WRITTEN TASK:
Copy each line where the word "right" occurs.

○ ○ ○ ○ ○ ○ ○

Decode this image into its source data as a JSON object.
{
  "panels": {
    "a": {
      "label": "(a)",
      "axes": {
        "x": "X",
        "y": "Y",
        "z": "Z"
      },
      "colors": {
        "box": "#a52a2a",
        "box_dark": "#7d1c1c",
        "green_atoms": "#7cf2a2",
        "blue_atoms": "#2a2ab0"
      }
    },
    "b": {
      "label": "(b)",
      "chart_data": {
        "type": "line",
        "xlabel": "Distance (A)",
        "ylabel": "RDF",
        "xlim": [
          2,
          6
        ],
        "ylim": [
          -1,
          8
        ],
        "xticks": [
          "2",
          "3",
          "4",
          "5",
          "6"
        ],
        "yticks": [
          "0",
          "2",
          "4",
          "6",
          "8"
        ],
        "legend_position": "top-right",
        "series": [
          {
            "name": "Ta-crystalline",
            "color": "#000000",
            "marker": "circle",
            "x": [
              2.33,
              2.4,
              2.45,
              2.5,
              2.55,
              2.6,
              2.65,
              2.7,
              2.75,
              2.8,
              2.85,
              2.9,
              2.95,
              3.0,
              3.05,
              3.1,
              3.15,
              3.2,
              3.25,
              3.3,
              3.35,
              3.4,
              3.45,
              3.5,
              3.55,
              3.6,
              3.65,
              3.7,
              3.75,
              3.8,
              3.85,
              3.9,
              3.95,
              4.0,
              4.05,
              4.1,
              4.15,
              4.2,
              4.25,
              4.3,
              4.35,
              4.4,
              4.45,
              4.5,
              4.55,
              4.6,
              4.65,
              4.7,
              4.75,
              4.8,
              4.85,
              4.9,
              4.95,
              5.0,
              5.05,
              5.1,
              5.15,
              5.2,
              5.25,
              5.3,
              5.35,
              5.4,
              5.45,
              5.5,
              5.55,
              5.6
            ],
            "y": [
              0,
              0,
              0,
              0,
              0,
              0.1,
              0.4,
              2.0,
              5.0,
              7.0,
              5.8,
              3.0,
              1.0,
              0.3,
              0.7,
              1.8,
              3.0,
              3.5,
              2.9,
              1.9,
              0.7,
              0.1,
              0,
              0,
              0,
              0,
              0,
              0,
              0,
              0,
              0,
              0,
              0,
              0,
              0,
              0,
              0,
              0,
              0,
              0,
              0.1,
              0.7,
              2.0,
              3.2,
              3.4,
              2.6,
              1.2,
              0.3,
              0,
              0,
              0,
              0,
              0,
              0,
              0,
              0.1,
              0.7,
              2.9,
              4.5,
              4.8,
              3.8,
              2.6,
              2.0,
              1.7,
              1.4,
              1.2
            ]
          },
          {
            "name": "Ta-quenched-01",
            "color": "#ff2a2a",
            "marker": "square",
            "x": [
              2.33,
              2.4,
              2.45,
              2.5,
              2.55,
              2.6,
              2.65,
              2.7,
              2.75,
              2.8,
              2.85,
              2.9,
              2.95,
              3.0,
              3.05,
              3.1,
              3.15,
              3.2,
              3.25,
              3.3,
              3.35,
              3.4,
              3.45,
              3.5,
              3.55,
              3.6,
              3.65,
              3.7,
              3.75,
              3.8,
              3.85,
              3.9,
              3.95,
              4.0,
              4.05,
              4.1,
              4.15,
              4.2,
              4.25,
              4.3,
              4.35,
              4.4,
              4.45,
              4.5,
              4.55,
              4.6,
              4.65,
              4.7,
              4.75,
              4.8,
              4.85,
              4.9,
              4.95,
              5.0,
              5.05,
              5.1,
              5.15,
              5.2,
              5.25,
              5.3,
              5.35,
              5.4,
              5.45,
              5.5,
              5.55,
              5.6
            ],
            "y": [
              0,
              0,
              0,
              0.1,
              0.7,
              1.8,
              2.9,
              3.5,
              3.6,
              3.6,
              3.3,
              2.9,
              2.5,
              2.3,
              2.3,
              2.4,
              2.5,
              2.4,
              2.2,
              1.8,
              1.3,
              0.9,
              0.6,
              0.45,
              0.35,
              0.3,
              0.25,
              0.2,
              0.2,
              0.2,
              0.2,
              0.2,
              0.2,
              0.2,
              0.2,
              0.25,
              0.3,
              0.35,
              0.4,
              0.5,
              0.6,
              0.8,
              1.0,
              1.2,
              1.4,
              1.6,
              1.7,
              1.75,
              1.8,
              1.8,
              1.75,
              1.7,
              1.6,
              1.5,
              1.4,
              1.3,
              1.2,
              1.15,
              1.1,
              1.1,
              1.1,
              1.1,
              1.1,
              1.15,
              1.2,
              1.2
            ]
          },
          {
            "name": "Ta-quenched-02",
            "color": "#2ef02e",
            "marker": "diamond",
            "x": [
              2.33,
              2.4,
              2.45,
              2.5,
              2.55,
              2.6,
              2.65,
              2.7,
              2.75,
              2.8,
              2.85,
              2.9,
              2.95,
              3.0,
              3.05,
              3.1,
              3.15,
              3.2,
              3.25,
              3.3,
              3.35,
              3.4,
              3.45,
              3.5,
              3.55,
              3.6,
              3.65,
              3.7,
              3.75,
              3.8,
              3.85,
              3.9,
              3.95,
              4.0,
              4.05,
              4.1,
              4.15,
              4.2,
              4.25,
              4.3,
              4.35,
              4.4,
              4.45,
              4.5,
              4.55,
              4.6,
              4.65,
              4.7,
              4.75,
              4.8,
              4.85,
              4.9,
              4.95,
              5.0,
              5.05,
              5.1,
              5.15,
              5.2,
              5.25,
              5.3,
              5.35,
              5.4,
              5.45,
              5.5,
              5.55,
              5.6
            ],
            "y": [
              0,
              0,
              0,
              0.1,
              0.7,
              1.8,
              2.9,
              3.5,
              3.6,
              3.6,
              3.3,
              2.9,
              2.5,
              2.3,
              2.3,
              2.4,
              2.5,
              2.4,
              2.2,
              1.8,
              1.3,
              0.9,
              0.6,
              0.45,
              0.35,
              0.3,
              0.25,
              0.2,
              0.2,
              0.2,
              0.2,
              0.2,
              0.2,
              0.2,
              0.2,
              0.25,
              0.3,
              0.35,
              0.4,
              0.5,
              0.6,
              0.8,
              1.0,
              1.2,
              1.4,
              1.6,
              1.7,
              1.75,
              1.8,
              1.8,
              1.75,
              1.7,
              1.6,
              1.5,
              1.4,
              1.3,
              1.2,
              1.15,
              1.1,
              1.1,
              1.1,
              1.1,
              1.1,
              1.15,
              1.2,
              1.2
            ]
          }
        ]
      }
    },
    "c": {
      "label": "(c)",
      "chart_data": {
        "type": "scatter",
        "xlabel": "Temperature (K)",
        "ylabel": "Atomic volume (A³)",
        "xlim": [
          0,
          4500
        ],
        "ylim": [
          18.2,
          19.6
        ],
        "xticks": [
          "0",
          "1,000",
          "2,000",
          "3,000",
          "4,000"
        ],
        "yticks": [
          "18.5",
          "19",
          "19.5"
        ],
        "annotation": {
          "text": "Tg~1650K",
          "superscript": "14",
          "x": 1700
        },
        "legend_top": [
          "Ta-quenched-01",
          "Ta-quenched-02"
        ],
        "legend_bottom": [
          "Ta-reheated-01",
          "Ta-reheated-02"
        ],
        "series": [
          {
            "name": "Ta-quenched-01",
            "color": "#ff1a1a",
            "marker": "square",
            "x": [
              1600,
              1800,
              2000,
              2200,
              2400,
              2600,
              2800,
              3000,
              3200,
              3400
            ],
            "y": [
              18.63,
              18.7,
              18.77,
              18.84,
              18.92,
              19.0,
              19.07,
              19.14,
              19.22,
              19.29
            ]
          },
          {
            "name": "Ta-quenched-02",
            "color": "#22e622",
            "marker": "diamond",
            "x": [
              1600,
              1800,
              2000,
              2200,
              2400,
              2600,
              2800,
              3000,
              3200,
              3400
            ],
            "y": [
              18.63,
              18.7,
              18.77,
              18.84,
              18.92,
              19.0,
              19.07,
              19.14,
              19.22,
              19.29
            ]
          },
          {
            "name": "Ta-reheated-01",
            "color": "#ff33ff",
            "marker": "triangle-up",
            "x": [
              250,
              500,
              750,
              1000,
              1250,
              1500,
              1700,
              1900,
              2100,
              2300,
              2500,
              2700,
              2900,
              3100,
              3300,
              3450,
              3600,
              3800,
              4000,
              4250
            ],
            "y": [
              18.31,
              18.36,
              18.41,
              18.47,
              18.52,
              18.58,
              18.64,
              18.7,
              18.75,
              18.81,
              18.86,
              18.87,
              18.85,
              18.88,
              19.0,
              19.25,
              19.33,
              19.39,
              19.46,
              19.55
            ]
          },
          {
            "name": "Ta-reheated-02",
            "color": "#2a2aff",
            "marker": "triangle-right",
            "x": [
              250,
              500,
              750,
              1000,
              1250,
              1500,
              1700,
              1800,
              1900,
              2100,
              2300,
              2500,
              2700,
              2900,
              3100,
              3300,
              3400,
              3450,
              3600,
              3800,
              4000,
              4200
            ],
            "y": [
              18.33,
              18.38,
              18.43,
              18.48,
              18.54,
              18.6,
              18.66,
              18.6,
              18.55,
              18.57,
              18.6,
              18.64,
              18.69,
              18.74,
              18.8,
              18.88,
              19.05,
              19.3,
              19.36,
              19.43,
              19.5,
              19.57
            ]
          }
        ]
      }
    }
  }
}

○ ○ ○ ○ ○ ○ ○

OUTPUT FOR THIS TASK:
        "legend_position": "top-right",
            "marker": "triangle-right",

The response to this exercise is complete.